Job:
Find every line in the records below that holds the word "Tier", and copy each one.

[Data entries]
----

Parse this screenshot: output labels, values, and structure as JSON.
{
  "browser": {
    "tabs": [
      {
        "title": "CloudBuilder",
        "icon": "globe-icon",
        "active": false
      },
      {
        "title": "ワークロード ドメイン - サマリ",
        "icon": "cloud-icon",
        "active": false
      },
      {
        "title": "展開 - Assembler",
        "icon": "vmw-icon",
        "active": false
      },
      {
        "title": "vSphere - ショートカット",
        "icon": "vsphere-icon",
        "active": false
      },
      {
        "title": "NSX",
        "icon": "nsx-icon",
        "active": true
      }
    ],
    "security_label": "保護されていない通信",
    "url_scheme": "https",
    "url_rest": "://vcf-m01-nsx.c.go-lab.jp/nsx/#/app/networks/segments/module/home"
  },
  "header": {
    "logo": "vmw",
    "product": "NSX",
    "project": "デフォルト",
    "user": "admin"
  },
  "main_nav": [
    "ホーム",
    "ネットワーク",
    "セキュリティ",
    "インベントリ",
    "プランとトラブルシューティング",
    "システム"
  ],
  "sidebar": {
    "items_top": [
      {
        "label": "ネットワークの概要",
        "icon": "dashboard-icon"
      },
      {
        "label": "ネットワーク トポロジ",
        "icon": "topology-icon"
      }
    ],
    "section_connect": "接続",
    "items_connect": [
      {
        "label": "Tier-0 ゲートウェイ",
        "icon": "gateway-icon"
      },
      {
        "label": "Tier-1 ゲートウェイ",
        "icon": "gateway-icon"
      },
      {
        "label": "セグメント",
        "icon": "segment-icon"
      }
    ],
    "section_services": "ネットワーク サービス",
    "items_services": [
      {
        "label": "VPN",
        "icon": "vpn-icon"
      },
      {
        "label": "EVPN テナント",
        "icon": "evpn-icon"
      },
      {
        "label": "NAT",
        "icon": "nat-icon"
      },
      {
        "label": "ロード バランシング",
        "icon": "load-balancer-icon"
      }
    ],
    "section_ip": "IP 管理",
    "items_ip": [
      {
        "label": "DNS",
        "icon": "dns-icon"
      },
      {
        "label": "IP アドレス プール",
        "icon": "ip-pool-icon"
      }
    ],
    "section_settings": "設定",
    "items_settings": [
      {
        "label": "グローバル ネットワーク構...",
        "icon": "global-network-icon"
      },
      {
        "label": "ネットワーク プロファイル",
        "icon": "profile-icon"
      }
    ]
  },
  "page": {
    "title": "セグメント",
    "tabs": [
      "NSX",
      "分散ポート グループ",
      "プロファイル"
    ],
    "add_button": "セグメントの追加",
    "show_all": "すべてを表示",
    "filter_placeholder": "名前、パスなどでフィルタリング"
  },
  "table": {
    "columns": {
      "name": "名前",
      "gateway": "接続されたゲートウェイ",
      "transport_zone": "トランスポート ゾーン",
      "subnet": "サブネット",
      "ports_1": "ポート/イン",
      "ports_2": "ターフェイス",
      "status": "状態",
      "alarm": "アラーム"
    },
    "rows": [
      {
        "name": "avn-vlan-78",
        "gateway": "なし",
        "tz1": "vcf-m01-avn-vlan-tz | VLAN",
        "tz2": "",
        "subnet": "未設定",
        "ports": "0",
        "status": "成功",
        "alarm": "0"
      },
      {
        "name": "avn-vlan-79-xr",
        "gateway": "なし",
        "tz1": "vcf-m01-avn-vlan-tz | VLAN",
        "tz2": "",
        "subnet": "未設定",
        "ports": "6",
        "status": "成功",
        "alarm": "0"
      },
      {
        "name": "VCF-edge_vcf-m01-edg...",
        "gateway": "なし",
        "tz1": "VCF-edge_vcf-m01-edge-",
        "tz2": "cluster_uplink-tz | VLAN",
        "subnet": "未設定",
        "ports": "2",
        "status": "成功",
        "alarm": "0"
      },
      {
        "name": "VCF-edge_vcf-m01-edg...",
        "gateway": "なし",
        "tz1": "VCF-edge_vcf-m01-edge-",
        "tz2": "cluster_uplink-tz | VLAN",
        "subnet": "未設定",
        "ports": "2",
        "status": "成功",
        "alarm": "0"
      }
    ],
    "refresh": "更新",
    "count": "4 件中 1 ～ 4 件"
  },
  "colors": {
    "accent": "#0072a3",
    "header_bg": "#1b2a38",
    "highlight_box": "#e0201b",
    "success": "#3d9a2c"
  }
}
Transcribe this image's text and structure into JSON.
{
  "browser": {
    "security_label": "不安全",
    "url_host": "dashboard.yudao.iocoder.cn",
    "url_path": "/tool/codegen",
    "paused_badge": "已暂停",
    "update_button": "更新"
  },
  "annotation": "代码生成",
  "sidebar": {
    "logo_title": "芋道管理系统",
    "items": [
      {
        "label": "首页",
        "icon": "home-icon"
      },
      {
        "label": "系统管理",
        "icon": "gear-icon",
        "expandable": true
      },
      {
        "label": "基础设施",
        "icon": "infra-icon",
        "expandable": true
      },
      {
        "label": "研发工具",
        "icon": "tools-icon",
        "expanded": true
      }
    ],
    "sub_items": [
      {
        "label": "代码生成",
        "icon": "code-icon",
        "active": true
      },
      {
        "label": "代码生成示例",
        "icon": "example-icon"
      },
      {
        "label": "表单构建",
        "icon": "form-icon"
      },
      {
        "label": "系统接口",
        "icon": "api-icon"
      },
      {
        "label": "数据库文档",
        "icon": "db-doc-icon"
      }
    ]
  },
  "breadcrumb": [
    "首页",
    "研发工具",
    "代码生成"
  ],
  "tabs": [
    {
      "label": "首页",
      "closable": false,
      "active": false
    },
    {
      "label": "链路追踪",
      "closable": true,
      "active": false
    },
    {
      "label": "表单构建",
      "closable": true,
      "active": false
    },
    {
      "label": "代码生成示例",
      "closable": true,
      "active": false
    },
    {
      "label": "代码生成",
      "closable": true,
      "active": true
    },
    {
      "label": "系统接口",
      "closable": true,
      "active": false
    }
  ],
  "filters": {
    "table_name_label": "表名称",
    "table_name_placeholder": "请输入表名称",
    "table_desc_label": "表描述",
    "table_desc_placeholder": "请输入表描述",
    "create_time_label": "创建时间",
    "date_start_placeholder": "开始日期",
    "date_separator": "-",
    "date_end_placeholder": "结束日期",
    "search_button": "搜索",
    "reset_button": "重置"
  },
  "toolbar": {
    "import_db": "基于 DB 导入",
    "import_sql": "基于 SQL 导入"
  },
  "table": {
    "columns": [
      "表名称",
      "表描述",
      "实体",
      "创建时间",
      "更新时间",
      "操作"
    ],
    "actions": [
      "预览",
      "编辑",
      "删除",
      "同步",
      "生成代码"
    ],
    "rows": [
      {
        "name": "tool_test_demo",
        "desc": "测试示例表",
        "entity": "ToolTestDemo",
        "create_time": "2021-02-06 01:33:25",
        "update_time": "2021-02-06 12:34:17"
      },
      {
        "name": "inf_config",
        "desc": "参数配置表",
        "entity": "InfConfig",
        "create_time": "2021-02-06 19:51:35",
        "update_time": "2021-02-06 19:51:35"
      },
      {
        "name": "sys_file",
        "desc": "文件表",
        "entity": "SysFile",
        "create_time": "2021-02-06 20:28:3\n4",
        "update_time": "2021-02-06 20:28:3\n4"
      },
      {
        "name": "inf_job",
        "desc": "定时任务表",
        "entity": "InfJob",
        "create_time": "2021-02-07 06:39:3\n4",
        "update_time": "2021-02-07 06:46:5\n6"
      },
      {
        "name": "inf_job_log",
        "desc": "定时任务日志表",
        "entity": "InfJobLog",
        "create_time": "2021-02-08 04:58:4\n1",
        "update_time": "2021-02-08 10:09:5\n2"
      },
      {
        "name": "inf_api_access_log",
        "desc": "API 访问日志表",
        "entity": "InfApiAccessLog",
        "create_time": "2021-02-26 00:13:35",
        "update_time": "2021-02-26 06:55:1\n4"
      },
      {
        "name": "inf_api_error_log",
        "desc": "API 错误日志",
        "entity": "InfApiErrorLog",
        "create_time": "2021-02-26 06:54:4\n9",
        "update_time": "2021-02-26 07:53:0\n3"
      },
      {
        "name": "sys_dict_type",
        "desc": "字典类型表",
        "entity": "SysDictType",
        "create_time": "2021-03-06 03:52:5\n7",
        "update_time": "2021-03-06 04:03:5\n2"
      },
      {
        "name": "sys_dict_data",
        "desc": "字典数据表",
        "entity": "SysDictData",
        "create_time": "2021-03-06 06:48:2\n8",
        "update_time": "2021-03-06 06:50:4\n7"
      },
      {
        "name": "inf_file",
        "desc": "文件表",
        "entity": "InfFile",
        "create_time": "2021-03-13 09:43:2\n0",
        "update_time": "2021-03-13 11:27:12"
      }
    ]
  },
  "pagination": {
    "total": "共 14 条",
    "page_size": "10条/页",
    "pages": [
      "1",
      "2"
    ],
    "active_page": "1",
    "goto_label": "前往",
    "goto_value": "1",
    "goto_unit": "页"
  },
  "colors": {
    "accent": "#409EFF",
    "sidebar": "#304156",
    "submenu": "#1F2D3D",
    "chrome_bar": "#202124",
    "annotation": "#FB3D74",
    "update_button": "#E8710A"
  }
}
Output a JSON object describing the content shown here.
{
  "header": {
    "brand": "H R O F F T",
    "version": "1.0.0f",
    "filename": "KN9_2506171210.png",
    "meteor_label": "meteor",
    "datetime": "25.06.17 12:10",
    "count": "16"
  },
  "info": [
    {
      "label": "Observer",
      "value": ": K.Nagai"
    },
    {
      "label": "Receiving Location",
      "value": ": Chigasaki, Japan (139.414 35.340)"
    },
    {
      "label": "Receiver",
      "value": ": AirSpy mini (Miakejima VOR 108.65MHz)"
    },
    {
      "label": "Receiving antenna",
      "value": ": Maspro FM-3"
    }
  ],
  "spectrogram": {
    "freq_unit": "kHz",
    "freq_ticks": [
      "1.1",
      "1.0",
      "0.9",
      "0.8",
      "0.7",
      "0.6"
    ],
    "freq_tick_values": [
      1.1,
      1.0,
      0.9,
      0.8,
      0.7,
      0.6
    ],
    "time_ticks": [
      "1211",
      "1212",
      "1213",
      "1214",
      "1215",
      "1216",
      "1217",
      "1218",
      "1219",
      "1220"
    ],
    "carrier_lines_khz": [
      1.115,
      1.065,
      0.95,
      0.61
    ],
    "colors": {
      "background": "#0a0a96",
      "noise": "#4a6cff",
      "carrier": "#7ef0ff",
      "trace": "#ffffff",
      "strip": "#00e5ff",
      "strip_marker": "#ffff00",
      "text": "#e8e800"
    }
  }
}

----

Exercise result:
        "label": "Tier-0 ゲートウェイ",
        "label": "Tier-1 ゲートウェイ",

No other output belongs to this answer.